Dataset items
↓↓↓
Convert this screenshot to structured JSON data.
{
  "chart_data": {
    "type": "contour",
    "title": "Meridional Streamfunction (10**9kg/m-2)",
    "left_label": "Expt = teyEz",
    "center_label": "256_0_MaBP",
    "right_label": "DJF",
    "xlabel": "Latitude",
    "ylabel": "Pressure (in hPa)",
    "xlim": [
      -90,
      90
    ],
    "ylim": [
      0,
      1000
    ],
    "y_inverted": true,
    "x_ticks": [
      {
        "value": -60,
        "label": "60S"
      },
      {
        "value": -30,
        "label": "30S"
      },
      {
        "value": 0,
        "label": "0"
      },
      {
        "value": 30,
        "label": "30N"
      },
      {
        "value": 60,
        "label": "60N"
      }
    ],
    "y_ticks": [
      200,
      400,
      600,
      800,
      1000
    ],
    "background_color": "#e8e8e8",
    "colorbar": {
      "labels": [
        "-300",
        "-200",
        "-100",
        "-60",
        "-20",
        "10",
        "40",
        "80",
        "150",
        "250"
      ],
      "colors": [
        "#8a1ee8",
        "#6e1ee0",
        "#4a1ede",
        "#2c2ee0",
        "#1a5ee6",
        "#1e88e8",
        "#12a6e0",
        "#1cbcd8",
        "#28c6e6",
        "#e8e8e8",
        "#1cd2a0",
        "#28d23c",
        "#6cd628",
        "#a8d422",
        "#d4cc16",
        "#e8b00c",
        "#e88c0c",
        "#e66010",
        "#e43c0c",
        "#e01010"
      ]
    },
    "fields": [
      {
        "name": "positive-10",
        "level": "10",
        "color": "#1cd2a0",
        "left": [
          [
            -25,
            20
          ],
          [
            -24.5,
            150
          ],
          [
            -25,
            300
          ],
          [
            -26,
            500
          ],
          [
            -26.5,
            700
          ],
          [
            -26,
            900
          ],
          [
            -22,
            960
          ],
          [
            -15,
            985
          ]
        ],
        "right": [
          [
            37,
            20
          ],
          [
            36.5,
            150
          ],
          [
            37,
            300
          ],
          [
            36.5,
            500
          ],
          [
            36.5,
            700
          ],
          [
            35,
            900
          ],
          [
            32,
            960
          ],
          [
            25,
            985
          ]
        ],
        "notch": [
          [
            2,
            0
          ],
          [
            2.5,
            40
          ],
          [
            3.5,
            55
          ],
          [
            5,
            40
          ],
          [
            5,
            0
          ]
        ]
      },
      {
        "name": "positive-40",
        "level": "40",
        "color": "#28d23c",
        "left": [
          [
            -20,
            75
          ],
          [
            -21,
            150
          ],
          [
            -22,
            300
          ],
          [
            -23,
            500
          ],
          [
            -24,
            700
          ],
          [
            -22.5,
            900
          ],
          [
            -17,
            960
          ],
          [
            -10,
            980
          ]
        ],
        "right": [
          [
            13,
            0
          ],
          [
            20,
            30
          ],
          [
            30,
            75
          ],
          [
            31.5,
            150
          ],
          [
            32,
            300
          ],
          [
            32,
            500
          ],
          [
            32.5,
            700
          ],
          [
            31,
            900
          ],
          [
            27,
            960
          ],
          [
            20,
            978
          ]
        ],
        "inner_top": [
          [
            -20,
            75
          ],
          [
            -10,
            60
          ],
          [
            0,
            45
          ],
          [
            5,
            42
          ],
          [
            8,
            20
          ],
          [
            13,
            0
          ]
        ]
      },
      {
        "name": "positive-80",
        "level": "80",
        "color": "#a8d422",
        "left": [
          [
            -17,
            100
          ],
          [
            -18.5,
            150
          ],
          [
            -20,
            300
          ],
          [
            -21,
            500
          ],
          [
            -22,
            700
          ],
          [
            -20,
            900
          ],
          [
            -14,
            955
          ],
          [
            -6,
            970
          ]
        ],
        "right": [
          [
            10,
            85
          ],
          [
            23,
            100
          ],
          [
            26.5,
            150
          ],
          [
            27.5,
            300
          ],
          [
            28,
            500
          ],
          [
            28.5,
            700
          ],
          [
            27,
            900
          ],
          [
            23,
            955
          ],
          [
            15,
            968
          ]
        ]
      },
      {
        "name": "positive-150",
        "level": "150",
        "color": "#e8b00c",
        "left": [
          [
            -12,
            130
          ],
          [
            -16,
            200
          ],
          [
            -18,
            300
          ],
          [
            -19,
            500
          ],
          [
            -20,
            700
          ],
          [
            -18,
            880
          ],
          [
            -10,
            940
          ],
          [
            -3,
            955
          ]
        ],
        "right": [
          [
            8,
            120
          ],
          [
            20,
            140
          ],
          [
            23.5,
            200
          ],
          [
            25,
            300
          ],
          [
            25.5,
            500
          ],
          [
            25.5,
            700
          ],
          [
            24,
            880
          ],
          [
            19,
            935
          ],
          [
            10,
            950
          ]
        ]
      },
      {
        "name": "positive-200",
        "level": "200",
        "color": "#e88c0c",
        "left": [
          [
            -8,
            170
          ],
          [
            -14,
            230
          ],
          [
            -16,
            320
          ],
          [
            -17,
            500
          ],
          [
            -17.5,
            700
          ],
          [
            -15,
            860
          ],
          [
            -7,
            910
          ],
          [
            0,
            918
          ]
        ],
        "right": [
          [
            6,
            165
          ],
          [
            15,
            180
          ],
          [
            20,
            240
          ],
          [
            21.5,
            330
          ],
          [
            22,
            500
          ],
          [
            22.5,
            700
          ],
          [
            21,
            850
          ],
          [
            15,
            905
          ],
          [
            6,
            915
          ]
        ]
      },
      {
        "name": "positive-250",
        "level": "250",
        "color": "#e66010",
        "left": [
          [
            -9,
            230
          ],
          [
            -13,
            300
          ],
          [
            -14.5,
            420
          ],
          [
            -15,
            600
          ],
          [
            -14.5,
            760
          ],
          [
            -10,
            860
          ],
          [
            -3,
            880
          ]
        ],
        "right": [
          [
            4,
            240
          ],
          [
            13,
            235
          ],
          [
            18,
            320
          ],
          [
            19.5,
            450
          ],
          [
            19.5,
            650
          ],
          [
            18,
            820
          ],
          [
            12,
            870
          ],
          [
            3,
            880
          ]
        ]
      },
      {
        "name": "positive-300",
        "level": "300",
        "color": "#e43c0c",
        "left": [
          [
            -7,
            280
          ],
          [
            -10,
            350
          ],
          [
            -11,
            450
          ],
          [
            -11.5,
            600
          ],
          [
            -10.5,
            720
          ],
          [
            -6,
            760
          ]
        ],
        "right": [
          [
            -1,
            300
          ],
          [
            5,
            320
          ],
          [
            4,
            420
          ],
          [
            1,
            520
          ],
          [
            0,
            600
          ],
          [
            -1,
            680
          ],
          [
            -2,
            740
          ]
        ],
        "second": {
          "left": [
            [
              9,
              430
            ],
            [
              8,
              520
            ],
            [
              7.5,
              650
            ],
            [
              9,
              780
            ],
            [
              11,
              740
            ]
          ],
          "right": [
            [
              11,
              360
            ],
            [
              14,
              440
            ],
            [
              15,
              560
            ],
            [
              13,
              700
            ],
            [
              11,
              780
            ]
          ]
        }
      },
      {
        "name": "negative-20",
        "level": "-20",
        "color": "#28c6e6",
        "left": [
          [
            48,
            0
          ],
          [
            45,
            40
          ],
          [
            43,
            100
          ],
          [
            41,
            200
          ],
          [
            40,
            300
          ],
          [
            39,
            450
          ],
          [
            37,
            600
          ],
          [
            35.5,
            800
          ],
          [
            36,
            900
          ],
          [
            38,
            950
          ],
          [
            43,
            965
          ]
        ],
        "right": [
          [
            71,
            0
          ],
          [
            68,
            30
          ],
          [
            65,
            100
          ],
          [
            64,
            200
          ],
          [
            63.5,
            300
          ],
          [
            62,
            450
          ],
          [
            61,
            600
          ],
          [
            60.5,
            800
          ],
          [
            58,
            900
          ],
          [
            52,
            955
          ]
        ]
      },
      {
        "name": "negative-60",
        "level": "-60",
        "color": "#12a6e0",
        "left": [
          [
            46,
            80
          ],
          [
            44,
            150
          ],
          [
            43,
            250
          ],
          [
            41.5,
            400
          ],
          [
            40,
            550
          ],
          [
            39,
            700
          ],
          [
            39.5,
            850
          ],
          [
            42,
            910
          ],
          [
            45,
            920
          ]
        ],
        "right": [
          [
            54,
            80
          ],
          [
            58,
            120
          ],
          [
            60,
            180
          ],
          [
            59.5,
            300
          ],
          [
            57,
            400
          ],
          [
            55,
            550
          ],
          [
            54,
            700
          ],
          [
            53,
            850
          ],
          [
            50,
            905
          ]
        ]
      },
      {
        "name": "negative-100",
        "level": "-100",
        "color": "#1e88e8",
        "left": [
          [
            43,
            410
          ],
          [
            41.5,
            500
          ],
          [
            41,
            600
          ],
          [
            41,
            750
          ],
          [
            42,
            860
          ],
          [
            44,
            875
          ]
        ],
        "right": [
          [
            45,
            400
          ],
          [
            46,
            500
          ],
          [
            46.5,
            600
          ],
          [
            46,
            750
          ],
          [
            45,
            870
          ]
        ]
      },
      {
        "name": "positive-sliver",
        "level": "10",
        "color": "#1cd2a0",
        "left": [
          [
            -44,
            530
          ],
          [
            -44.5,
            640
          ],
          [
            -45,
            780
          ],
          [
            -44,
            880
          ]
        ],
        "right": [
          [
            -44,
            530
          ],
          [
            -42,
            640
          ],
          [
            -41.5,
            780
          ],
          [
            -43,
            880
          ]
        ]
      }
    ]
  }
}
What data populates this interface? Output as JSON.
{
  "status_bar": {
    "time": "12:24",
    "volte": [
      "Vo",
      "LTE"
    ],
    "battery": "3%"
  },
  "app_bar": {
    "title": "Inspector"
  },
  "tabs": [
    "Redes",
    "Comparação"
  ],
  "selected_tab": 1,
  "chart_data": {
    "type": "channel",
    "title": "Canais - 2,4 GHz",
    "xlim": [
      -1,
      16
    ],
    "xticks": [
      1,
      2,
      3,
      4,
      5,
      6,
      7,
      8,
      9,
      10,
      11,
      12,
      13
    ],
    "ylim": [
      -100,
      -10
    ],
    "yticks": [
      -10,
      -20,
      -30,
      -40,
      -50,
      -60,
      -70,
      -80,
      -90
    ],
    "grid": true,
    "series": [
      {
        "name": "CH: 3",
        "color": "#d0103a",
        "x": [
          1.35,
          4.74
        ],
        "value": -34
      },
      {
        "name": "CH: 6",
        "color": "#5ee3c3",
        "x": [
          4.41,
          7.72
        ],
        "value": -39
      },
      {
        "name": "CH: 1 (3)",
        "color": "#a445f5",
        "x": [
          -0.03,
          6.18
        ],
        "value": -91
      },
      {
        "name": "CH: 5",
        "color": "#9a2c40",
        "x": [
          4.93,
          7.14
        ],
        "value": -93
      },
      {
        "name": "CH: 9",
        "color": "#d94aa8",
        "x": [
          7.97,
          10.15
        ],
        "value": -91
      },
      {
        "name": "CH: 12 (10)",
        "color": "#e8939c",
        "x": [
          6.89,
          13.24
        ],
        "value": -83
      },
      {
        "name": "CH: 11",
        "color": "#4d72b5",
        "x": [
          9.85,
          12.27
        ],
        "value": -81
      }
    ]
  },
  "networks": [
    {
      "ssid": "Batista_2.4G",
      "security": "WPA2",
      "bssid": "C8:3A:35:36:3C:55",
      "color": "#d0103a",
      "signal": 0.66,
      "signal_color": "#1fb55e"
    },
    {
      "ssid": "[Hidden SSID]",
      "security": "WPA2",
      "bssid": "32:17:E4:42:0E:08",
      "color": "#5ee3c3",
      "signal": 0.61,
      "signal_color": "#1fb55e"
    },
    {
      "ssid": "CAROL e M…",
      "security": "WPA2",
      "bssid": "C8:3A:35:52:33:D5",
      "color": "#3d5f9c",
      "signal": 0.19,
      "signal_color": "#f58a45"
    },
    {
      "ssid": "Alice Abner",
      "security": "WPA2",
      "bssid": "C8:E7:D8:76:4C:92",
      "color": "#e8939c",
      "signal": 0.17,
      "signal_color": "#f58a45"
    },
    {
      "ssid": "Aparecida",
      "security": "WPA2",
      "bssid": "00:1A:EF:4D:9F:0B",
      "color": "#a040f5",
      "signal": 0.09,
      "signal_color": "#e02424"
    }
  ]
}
↑↑↑
* **What to do**
Find every line with "level" in the listing and state how many there are, nothing else.

* **Answer**
11